# GOAL
Find how many lines in the material contain "description"; your answer should be that number alone.

# TASK DATA
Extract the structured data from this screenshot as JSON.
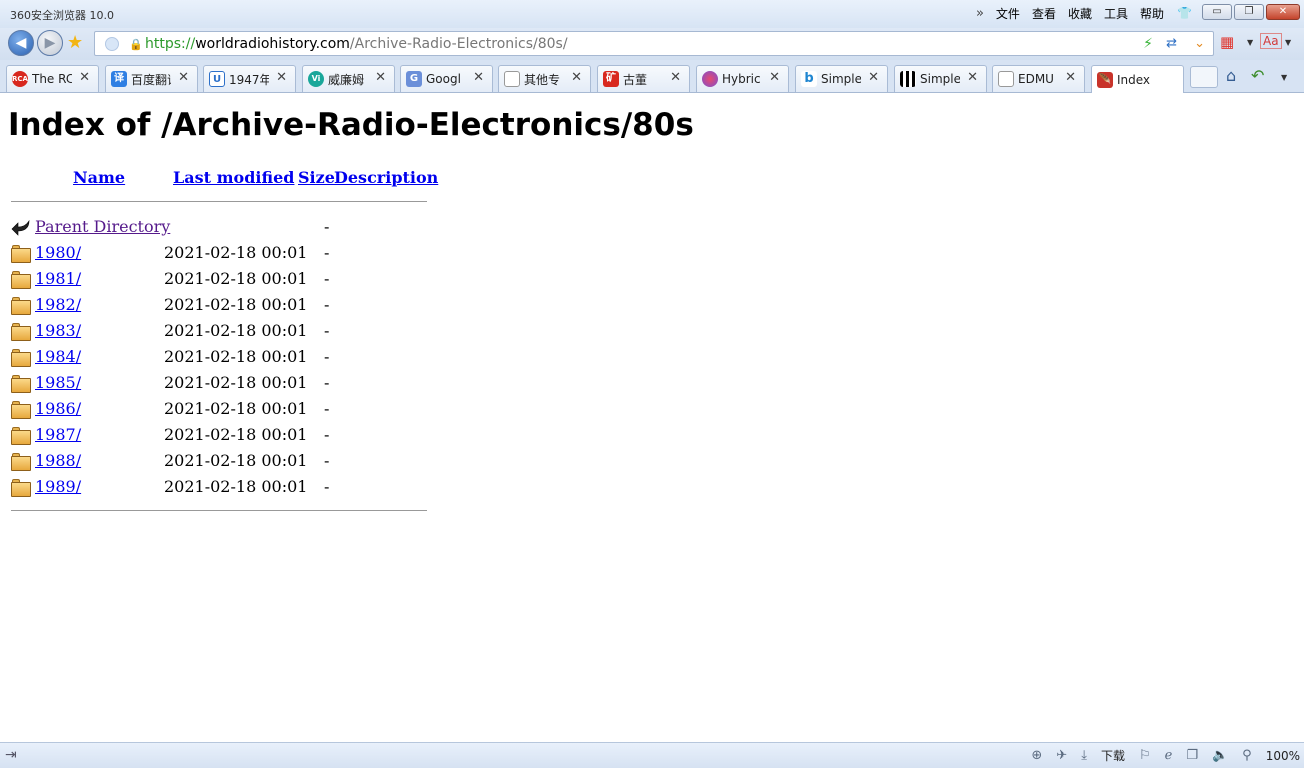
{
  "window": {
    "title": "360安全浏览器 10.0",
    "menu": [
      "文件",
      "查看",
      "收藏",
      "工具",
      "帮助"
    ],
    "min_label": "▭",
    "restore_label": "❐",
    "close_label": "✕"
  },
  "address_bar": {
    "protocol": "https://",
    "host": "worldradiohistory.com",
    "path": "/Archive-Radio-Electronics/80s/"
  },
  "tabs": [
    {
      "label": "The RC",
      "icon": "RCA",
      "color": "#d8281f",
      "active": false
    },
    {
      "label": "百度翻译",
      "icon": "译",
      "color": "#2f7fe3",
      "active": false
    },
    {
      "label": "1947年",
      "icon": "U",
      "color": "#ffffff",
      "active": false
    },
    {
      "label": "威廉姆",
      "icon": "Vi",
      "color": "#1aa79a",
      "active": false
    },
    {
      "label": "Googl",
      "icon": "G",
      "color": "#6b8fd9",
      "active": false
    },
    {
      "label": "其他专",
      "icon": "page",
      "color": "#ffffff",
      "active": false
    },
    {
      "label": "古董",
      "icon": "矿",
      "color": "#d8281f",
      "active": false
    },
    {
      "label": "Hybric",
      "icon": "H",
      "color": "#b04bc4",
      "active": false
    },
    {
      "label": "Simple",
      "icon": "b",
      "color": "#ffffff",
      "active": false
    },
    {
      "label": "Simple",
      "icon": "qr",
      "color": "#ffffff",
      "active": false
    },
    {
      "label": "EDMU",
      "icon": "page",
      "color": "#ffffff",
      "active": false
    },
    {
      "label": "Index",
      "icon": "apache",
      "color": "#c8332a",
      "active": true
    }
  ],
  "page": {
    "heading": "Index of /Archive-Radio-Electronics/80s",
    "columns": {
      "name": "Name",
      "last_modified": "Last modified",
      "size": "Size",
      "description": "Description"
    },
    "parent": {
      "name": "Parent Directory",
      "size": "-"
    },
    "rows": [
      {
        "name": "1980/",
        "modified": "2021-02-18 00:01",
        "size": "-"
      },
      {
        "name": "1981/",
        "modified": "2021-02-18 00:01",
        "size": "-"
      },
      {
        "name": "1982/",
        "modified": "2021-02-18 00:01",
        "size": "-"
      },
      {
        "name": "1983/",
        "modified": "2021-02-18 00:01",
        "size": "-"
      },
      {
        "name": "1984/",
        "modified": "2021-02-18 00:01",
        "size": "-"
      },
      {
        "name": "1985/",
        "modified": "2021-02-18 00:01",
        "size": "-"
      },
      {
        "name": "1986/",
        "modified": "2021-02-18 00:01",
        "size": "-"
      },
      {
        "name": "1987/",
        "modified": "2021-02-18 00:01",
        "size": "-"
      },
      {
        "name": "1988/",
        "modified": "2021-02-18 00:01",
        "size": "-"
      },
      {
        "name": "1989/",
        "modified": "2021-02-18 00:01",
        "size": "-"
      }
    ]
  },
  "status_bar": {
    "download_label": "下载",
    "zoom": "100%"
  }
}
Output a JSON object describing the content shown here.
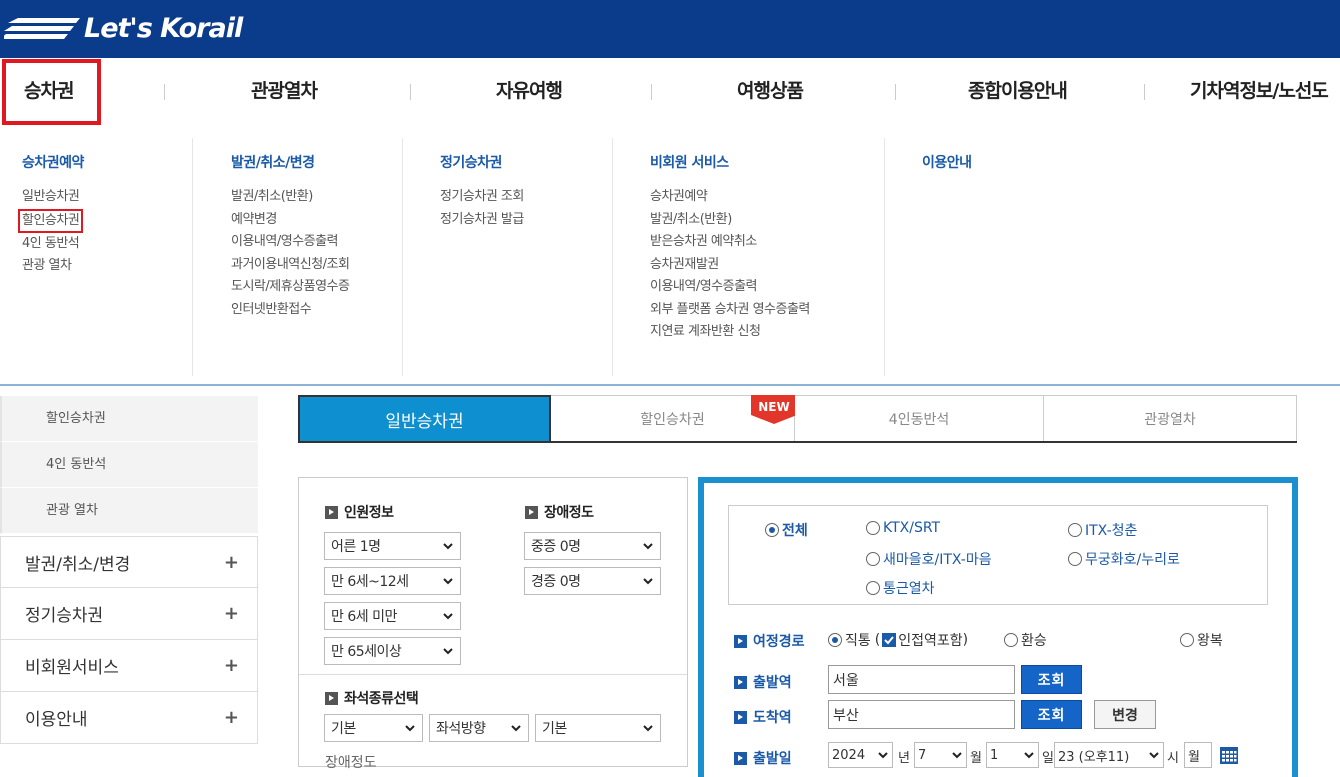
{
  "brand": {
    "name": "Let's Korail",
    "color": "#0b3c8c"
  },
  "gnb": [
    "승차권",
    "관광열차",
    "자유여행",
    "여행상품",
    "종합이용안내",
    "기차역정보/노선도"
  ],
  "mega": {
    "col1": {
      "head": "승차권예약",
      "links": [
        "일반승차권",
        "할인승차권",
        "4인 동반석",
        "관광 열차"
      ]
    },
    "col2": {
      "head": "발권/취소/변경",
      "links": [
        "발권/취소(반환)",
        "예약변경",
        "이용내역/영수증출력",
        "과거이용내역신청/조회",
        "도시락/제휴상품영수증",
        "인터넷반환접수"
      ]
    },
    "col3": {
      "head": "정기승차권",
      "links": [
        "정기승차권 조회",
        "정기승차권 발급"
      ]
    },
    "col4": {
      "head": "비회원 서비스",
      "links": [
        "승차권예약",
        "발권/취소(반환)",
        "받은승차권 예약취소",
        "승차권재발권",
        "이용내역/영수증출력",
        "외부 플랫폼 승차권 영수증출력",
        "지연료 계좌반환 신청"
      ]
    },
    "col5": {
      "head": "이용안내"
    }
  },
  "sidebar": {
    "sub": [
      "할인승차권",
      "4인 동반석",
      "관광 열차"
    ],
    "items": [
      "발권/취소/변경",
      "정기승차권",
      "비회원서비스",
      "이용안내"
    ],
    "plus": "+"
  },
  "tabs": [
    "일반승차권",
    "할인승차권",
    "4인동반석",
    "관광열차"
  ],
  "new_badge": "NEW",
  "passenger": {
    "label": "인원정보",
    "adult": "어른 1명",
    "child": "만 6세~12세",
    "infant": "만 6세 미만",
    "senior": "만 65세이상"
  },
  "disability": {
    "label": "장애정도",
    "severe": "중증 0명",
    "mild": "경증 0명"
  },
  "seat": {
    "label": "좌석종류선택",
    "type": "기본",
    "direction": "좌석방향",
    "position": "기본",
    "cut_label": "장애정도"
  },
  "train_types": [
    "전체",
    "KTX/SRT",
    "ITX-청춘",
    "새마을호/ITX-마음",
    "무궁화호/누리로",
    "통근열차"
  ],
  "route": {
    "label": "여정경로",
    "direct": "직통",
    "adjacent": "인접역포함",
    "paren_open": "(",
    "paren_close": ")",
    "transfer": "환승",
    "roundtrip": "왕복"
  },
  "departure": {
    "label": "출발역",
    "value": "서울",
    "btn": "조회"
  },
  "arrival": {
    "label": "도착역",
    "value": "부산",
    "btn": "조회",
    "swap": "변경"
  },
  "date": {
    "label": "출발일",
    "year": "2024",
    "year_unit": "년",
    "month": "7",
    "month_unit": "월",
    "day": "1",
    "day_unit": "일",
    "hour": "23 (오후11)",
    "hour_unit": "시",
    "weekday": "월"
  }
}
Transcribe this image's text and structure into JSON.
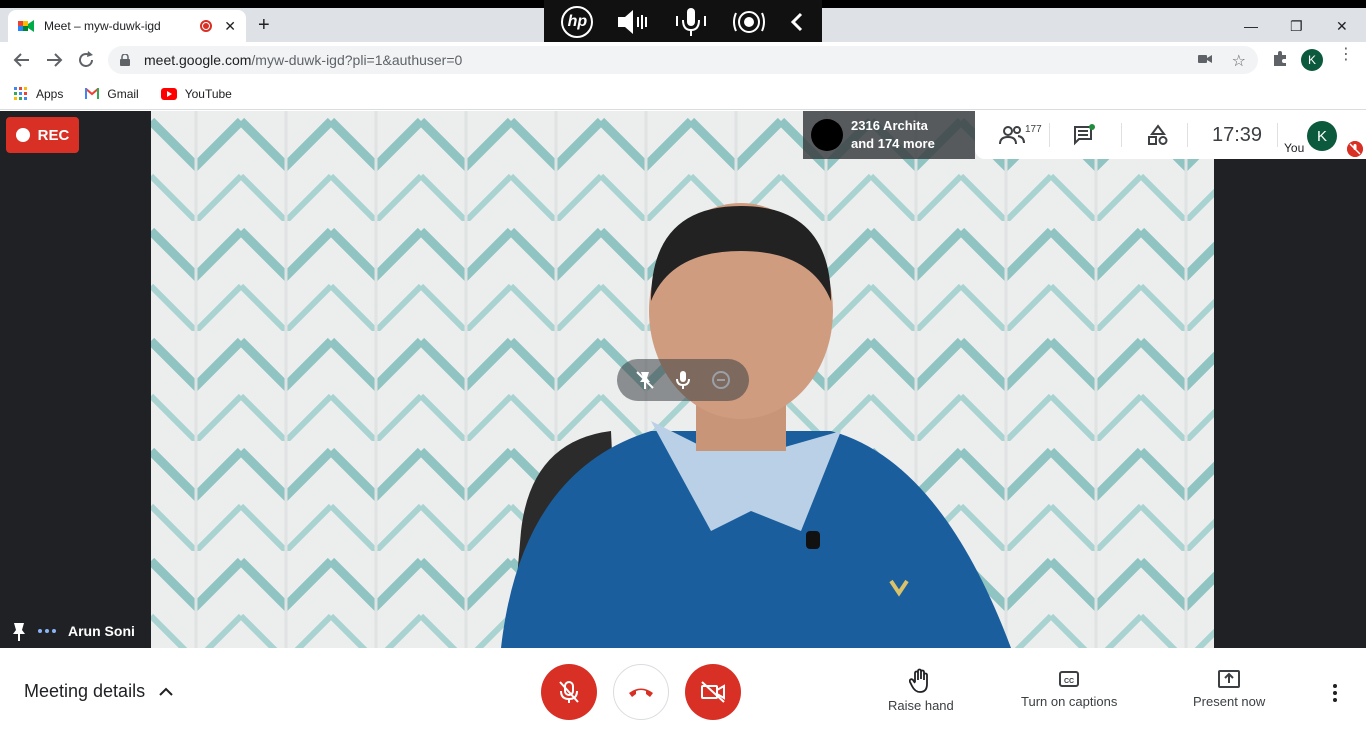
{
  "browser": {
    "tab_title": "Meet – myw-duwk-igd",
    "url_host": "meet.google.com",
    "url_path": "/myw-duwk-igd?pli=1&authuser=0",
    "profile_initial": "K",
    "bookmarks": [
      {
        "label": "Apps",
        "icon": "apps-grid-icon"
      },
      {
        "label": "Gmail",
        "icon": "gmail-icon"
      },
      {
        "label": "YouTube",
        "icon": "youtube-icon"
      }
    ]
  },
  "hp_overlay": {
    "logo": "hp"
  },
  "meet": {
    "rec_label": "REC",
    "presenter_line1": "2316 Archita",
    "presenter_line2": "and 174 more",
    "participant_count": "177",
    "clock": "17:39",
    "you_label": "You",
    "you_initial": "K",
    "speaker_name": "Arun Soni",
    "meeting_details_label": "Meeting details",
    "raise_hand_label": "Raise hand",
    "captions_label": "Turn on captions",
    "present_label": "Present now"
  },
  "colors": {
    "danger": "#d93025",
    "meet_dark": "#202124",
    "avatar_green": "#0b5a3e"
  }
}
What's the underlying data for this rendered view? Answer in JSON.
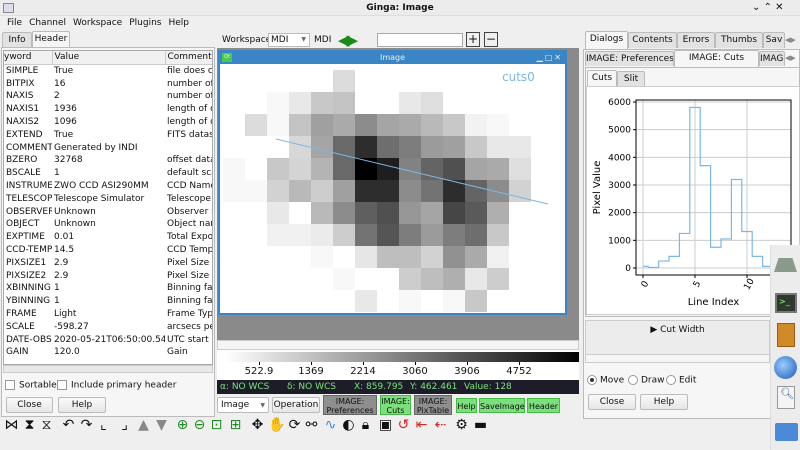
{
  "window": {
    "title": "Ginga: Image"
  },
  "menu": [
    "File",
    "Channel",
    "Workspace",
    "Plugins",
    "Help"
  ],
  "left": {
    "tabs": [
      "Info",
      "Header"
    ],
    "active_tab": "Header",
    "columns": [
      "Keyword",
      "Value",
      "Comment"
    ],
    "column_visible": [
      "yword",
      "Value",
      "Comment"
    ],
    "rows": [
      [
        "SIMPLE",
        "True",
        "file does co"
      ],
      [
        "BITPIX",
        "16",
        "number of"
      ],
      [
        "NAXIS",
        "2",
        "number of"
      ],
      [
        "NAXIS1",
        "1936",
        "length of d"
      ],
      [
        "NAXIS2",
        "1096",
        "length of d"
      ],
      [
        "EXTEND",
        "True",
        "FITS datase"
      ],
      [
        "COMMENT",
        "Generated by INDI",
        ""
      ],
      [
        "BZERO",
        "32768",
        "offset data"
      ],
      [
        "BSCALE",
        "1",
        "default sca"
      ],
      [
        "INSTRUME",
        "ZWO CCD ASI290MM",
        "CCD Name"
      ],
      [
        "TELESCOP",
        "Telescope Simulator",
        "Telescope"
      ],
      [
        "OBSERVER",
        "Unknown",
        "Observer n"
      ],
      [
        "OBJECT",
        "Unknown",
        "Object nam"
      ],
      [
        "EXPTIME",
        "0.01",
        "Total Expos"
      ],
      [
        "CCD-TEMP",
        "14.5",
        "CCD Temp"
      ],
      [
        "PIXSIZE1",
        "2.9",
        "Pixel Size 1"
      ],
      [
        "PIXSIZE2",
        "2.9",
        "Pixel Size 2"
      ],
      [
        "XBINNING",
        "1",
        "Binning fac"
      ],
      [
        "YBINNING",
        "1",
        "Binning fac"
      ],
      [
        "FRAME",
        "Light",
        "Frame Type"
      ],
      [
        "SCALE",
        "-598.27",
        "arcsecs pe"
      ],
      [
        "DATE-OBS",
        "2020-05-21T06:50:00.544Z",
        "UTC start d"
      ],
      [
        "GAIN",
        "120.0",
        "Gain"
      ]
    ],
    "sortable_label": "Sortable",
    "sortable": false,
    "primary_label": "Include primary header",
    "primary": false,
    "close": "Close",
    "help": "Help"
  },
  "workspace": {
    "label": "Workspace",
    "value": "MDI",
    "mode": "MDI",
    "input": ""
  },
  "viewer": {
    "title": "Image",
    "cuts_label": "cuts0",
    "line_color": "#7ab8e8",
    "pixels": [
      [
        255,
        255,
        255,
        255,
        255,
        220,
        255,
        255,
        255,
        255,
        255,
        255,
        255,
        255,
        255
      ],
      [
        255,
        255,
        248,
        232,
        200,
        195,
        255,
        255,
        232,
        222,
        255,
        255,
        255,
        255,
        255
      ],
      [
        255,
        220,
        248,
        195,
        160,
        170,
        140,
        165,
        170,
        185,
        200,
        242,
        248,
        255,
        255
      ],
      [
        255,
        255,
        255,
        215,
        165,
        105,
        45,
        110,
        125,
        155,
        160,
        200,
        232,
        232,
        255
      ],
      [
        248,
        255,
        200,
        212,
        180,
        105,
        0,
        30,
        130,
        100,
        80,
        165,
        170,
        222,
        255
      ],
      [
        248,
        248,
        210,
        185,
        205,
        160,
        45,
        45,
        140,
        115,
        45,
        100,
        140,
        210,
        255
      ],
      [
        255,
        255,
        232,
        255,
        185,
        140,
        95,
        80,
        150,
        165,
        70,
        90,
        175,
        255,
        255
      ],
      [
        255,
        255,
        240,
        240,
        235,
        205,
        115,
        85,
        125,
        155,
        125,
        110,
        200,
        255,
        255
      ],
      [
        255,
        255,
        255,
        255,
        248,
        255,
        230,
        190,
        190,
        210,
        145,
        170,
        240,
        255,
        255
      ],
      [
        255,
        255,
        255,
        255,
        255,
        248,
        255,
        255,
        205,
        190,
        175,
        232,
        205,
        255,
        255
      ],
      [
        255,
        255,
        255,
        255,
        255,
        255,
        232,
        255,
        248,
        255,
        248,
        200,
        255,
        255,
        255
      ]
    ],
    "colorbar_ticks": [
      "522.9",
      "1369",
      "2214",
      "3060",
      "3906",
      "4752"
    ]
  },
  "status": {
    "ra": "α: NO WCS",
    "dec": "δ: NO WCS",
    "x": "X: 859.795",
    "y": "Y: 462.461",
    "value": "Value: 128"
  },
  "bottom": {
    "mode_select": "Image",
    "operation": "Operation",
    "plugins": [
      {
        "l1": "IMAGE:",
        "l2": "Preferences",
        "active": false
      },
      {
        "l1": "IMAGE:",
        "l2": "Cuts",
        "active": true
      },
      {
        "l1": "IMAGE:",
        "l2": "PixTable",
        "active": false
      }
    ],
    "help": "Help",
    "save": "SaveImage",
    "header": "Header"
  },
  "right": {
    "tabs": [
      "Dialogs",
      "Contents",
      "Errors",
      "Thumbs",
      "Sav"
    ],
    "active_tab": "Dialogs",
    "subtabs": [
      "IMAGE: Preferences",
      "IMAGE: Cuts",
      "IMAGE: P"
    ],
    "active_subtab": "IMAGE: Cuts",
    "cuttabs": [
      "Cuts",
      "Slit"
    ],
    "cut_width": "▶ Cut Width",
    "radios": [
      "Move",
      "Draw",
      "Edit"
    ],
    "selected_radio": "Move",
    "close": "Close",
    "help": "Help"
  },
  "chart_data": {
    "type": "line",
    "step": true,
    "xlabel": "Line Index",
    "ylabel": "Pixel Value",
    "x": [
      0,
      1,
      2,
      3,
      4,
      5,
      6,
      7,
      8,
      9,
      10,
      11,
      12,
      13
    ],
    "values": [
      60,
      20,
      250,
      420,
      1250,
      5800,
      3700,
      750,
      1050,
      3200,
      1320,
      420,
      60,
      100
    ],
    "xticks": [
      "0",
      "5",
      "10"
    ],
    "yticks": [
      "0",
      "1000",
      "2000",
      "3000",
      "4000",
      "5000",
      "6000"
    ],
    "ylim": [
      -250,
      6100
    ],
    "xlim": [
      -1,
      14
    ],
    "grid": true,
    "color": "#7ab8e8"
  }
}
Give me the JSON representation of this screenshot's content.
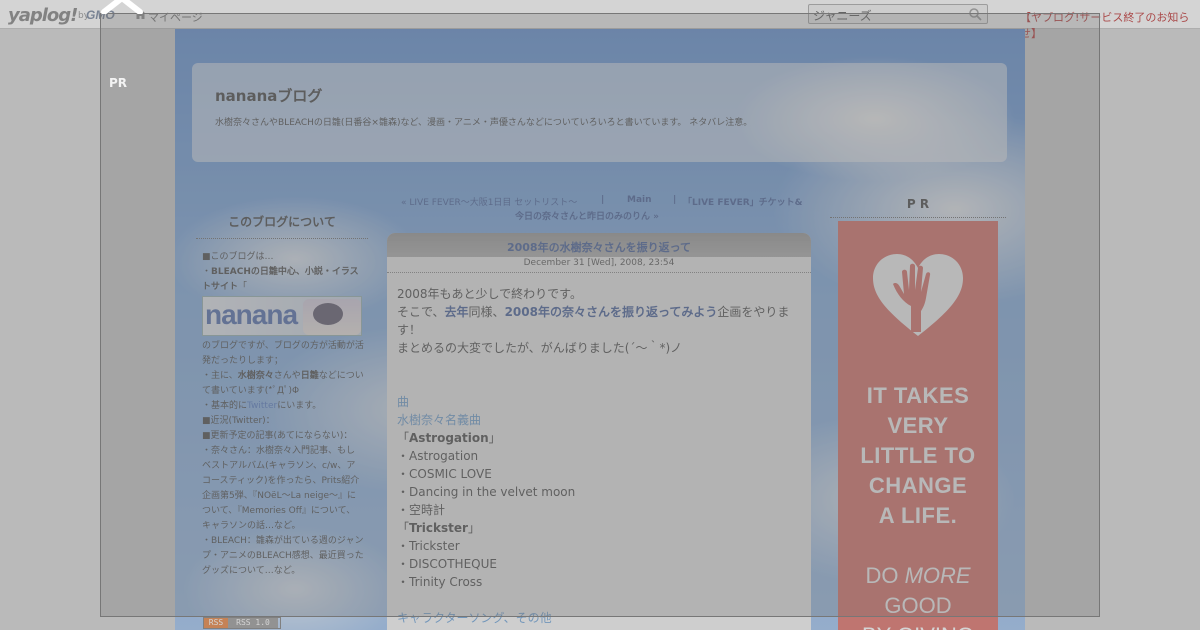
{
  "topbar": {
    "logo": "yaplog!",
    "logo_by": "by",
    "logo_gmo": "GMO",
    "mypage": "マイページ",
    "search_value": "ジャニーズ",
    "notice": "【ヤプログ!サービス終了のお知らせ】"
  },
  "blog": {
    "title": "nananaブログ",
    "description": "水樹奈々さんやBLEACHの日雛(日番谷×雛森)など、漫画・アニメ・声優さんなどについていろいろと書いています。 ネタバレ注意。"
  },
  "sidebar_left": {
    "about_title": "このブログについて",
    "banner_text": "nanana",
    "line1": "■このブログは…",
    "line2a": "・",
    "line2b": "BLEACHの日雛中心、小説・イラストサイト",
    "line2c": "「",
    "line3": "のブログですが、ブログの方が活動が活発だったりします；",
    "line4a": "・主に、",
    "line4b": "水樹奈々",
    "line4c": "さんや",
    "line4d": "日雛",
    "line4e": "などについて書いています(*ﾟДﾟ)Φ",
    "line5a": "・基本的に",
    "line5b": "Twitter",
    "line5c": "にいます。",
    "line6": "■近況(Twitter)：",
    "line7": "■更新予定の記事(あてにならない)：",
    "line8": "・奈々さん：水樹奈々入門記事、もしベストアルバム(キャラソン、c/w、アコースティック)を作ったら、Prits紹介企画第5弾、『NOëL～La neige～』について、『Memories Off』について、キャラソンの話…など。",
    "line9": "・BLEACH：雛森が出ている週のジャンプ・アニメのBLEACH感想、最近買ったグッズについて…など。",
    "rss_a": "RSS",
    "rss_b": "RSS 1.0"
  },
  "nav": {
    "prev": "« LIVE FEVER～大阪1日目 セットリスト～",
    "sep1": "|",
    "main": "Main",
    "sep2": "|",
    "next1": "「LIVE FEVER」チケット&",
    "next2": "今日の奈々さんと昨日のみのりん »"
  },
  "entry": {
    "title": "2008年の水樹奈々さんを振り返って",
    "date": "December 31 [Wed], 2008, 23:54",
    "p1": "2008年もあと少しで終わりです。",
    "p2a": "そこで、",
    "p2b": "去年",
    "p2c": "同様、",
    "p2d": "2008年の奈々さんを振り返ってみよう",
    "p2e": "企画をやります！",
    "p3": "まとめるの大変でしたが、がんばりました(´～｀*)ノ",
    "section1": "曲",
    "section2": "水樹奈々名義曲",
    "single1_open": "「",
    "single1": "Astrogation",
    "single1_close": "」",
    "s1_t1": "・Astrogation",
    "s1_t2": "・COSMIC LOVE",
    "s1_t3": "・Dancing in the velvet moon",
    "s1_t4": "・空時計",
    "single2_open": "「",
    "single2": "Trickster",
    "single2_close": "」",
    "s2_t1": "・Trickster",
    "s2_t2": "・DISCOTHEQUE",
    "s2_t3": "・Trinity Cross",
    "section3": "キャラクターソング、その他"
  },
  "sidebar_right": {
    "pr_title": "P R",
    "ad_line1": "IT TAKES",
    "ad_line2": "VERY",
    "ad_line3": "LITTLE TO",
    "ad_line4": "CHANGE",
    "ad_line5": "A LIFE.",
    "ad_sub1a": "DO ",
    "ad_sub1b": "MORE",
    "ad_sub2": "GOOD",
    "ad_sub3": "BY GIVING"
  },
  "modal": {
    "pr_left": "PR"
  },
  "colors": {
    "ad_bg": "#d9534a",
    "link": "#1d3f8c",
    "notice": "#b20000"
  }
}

# SOLUTION TO THIS PROBLEM
2